> **EXERCISE TEXT**:
++++++++++++++++++++
Wilberforce's version is identical with Scott's, except that it commits the absurdity of making Smith tell not the story itself, but the story of his first telling it. "'Some of our friends,' said Adam Smith, 'were anxious that we should meet, and a party was arranged for the purpose in the course of the evening. I was soon after entering another society, and perhaps with a manner a little confused. "Have you met Dr. Johnson?" my friends exclaimed. "Yes, I have." "And what passed between you?"'" and so on. All this at any rate is legendary outgrowth on the very face of it, and nonsensical even for that. But even the story itself, as told so circumstantially by Scott, is demonstrably mythical in most of its circumstances. Johnson was never in Glasgow except one day, the 29th of October 1773, and in October 1773 Smith was in London, and as we know from an incidental parenthesis in the Wealth of Nations,[124] engaged in the composition of that great work. Hume, again, did not die till 1776, so that there were better and more "obvious reasons" than Scott imagined for Boswell's omitting mention of a meeting between Johnson and Smith at Glasgow which never took place, and a collision between them about a famous letter which was not then written. Time, place, and subject are all alike wrong, but these Scott might think but the mortal parts of the story, and he sometimes varied them in the telling himself. Moore heard him tell it at his own table at Abbotsford somewhat differently from the version he gave to Croker.[125] But when so much is plainly the insensible creation of the imagination, what reliance can be placed on the remainder? All we know is that apparently at their very first meeting those two philosophers did, in Strahan's house in London in September 1761, have a personal altercation of an outrageous character, at which, if not the very words reported by Scott, then words quite as strong must manifestly have passed between them; that their host declared Johnson to be entirely in the wrong, and that Smith withdrew from the company, and would very possibly go, as the story relates, to another company, his Scotch friends at the British Coffee-House in Cockspur Street, then the great Scotch resort,—a house which was kept by the sister of his friend Bishop Douglas, which was frequented much by Wedderburn, John Home, and others, and to which Smith's own letters used to be addressed.
++++++++++++++++++++
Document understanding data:
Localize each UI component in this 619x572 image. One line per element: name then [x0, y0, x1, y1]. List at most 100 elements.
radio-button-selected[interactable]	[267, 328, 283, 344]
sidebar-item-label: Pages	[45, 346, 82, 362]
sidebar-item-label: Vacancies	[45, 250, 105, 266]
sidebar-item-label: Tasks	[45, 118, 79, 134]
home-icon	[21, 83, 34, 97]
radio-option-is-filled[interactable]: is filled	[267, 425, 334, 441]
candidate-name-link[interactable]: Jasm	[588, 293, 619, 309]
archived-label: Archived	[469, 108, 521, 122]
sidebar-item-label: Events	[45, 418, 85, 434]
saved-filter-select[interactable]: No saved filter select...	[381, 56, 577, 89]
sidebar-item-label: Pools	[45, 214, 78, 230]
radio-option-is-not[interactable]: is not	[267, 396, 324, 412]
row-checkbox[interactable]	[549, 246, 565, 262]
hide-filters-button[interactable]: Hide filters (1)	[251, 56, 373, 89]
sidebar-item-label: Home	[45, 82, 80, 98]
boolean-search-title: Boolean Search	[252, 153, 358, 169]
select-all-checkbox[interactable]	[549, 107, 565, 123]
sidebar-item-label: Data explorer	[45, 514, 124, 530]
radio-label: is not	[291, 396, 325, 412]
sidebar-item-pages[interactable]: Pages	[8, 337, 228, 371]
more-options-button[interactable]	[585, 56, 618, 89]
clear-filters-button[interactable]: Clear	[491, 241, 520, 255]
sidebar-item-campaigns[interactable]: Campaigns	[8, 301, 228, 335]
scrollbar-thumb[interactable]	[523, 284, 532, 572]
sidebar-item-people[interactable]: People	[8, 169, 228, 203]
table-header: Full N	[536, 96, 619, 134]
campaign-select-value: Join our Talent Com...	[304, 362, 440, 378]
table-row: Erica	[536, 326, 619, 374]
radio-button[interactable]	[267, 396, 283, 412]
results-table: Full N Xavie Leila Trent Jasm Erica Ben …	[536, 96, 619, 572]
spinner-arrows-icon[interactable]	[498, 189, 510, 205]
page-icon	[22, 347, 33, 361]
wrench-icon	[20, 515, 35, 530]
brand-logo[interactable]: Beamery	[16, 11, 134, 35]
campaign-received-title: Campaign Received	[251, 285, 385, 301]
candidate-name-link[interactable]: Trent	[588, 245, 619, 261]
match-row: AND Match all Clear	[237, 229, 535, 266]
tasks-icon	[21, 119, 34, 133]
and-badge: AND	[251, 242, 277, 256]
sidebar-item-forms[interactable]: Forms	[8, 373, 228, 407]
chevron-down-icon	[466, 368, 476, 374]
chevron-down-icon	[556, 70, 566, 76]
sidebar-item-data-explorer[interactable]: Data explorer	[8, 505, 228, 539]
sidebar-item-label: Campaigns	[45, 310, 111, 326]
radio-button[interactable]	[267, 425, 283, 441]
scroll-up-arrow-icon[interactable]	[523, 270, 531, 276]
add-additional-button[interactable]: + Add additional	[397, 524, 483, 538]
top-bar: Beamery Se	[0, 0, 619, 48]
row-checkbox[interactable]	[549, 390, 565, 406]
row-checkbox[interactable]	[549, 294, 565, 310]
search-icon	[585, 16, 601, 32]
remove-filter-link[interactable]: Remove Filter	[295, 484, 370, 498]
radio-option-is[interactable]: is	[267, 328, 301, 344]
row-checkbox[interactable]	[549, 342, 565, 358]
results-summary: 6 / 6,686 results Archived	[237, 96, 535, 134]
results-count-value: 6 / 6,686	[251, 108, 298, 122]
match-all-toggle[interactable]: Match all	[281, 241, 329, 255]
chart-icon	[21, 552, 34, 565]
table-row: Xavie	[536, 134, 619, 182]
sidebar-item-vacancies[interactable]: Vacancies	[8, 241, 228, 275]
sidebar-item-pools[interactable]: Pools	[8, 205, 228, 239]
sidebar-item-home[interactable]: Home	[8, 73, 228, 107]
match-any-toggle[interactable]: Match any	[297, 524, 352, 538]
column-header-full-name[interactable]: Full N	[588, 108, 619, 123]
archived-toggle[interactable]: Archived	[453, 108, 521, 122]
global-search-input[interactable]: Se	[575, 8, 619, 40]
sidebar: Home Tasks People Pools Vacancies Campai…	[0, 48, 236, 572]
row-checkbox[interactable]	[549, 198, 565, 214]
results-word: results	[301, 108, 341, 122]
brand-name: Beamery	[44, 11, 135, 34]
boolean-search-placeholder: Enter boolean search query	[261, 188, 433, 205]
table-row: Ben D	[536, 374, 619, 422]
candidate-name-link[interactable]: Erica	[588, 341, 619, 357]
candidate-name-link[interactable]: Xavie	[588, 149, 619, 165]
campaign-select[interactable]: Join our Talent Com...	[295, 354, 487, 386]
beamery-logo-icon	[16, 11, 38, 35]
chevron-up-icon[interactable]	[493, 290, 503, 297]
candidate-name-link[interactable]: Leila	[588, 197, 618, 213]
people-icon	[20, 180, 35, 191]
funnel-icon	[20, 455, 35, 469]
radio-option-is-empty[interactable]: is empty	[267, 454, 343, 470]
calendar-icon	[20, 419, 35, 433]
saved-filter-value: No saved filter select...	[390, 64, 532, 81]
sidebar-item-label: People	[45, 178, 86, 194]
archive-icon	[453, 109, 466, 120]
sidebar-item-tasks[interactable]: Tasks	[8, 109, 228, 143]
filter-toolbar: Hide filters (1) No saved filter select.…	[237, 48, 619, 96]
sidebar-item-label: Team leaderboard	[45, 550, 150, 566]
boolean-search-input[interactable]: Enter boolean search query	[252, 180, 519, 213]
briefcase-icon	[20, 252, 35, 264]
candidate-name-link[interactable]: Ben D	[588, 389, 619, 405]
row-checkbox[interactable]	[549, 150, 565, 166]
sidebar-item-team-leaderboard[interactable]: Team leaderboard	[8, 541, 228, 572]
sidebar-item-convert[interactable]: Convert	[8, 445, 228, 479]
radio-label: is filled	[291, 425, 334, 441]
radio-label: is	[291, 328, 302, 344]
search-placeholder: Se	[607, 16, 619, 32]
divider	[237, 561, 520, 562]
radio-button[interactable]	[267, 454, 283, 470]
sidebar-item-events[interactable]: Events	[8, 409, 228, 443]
++++++++++++++++++++
> **ABOUT THIS TASK**: Continue the passage about the story of the quarrel between Johnson and Adam Smith, picking up after its last sentence.

> **ANSWER SPACE**:
One thing remains to be said: if the world has never been able to suffer this little morsel of scandal to be forgotten, the two principals in the feud themselves were able to forget it entirely. Smith was at a later period in the habit of meeting Johnson constantly at the table of common friends in London, and was elected in 1775 a member of Johnson's famous club, which would of course have been impossible—and indeed in so small a society never have been thought of—had the slightest remnant of animosity continued on either side. Johnson, it is true, was still occasionally rude to Smith, as he was occasionally rude to every other member of the club; and certainly Smith never established with him anything of the cordial personal friendship he enjoyed with Burke, Gibbon, or Reynolds; but their common membership in the Literary Club is proof of the complete burial of their earlier quarrel.

FOOTNOTES:

[120] Stewart's Life of Smith; Works, ed. Hamilton, vol. x. p. 95.

[121] Boswell's Johnson, ed. Hill, iii. 331.

[122] Ibid. i. 427.

[123] Boswell's Johnson, ed. Hill, v. 369.